### Material provided
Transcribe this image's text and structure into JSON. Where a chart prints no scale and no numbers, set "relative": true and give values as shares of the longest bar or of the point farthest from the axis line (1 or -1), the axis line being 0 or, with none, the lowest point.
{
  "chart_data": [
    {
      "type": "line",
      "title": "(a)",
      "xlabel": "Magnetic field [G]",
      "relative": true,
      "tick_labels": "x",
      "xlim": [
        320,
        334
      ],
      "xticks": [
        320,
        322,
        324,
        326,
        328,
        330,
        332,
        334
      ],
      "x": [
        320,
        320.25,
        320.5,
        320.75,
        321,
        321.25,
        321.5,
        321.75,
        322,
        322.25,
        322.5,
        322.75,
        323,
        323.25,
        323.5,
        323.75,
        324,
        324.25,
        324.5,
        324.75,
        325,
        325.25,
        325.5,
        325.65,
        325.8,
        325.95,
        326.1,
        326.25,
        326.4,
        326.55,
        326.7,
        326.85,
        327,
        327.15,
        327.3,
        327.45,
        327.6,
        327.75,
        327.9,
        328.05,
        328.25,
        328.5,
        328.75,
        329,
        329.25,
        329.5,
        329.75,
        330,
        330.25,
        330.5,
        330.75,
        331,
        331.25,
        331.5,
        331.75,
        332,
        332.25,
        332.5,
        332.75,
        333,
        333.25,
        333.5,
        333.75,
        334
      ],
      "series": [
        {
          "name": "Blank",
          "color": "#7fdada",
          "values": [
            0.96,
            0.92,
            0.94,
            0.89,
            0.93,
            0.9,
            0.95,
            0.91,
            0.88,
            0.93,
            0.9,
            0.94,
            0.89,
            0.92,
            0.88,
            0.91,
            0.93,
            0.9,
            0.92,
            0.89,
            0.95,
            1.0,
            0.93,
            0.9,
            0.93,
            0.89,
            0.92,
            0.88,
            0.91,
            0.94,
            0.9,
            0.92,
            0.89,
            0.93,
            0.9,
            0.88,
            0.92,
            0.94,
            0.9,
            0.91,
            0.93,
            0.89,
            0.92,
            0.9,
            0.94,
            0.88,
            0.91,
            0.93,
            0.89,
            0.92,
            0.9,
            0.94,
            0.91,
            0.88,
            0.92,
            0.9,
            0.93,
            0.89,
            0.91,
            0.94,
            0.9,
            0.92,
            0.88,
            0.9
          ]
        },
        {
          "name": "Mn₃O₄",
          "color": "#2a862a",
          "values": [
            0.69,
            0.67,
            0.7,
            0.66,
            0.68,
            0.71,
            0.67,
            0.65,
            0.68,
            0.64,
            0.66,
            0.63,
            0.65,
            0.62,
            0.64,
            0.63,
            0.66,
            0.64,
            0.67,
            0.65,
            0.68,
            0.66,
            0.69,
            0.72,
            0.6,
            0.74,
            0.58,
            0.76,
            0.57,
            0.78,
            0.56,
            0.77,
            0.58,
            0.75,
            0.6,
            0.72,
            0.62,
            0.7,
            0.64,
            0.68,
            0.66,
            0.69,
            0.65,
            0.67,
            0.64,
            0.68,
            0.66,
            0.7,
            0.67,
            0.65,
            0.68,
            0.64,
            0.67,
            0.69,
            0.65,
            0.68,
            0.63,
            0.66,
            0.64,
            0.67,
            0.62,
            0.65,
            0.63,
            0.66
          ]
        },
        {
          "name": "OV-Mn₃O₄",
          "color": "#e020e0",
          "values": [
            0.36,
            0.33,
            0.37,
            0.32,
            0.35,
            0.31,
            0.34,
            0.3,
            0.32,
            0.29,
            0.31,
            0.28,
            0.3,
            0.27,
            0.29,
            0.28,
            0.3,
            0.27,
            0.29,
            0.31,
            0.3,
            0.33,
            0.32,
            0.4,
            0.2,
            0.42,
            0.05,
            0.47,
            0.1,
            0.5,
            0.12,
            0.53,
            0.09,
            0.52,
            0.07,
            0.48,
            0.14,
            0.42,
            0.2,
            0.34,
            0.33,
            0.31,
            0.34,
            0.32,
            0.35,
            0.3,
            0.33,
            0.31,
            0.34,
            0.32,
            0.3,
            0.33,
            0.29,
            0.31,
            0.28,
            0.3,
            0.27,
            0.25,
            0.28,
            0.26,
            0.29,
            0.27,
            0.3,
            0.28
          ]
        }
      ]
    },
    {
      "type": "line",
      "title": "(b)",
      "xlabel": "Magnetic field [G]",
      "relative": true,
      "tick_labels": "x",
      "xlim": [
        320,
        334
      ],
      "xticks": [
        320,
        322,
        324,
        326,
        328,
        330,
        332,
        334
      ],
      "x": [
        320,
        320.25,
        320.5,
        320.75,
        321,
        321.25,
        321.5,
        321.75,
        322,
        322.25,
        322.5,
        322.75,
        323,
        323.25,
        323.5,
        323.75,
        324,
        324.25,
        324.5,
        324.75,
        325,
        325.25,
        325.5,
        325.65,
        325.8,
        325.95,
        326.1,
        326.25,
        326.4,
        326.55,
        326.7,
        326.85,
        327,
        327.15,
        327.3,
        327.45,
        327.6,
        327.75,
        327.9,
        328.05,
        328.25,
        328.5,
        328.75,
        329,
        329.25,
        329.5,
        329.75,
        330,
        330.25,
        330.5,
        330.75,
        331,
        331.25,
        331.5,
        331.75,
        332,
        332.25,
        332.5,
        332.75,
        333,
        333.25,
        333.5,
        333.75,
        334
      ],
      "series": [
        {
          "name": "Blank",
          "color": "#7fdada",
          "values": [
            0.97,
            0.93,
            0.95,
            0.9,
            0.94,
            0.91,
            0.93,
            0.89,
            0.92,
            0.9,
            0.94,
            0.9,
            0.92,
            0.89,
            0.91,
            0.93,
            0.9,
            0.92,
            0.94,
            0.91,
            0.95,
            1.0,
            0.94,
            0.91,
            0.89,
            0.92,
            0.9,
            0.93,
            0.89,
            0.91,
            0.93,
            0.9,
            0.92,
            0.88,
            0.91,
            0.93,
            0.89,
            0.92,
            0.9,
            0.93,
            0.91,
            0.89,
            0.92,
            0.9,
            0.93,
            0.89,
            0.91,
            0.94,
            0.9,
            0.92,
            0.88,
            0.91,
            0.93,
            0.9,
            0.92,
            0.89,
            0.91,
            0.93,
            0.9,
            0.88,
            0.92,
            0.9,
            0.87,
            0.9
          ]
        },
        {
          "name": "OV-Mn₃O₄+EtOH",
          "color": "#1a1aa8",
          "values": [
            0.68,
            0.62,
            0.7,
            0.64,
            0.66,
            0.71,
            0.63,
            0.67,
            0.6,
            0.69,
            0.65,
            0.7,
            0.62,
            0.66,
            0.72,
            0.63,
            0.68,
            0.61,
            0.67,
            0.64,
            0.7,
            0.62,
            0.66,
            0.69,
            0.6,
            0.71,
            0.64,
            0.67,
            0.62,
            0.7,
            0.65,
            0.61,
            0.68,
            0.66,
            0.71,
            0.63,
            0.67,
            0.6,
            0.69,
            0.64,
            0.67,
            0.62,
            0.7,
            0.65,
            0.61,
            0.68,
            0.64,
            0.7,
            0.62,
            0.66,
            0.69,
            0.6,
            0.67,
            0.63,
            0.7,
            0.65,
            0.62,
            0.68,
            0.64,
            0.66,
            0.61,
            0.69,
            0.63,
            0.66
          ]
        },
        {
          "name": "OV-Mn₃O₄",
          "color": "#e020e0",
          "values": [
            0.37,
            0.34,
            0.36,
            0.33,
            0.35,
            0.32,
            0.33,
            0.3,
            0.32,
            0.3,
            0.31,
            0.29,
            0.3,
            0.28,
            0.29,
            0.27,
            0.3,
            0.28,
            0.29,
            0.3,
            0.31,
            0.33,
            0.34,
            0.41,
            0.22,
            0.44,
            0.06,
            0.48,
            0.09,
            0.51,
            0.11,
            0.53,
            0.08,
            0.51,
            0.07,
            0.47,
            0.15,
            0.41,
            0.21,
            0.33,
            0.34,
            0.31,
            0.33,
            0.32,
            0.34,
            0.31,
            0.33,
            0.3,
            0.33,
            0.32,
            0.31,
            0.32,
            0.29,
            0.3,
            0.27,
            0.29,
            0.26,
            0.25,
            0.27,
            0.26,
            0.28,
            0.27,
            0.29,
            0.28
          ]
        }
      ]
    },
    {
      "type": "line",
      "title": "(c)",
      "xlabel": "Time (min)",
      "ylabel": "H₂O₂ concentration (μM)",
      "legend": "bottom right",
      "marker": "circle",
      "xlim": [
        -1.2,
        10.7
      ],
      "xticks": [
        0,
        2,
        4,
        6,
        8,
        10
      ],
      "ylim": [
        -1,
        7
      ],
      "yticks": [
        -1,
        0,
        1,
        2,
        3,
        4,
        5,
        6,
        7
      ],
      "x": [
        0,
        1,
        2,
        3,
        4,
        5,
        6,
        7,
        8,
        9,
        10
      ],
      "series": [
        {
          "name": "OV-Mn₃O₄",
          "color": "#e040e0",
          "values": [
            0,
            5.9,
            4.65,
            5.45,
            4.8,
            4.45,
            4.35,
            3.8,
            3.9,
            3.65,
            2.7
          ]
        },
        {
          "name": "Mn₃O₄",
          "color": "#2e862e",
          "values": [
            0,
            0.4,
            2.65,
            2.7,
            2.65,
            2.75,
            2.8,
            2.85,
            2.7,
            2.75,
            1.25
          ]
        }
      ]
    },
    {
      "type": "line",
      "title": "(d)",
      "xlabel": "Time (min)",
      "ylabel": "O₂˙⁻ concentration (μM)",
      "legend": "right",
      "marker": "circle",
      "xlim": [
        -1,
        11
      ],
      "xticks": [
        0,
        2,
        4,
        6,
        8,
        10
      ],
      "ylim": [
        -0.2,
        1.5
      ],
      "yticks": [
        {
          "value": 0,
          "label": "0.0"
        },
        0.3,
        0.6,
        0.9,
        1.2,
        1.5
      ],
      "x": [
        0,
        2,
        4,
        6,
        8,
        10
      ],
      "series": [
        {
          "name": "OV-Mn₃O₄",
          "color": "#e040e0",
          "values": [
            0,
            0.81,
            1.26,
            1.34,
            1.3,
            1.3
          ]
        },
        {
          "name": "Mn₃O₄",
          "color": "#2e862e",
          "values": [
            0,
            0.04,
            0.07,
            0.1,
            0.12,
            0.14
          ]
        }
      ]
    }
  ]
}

### Task instructions
Look for the word "concentration" and return every line where it occurs.

### The output
      "ylabel": "H₂O₂ concentration (μM)",
      "ylabel": "O₂˙⁻ concentration (μM)",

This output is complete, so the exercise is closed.